• [What is required] Copy every line with the string "title" in it.

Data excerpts
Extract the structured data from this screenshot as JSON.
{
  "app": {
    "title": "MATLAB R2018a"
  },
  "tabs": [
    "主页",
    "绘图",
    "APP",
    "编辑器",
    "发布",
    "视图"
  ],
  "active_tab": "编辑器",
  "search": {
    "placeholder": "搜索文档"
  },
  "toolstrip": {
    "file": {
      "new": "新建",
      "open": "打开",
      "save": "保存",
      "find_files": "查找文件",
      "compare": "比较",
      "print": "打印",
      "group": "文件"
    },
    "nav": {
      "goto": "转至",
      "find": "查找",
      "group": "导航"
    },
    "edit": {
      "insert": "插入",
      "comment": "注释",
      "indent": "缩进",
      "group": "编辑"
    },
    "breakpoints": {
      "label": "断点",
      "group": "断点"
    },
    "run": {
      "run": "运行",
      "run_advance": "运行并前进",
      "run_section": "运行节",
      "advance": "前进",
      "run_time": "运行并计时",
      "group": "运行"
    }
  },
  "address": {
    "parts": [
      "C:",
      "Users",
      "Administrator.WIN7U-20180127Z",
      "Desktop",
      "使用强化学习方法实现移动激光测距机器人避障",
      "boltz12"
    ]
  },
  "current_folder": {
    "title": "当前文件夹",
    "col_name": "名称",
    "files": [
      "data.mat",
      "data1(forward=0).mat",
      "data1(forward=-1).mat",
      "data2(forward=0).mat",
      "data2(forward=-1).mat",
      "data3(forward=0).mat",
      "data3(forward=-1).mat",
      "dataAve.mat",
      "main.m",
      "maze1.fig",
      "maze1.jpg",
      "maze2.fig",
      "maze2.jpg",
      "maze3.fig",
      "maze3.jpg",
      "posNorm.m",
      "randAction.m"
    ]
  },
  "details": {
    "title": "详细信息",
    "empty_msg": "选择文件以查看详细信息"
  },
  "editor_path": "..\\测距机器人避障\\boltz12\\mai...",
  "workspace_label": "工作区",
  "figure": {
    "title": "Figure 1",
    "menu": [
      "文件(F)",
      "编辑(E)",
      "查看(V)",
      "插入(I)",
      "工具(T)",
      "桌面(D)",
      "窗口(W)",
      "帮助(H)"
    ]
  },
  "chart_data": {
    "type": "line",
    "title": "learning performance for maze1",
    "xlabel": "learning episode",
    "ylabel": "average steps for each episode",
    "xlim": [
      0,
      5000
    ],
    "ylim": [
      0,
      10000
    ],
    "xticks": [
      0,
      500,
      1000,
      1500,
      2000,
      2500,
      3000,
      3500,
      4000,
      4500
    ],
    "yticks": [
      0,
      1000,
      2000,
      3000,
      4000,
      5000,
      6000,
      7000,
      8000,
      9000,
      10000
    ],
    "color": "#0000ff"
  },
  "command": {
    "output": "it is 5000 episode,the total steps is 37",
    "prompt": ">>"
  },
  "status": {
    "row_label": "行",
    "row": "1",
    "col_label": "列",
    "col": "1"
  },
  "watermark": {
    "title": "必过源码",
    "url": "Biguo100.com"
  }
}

• [Output]
    "title": "MATLAB R2018a"
    "title": "当前文件夹",
    "title": "详细信息",
    "title": "Figure 1",
    "title": "learning performance for maze1",
    "title": "必过源码",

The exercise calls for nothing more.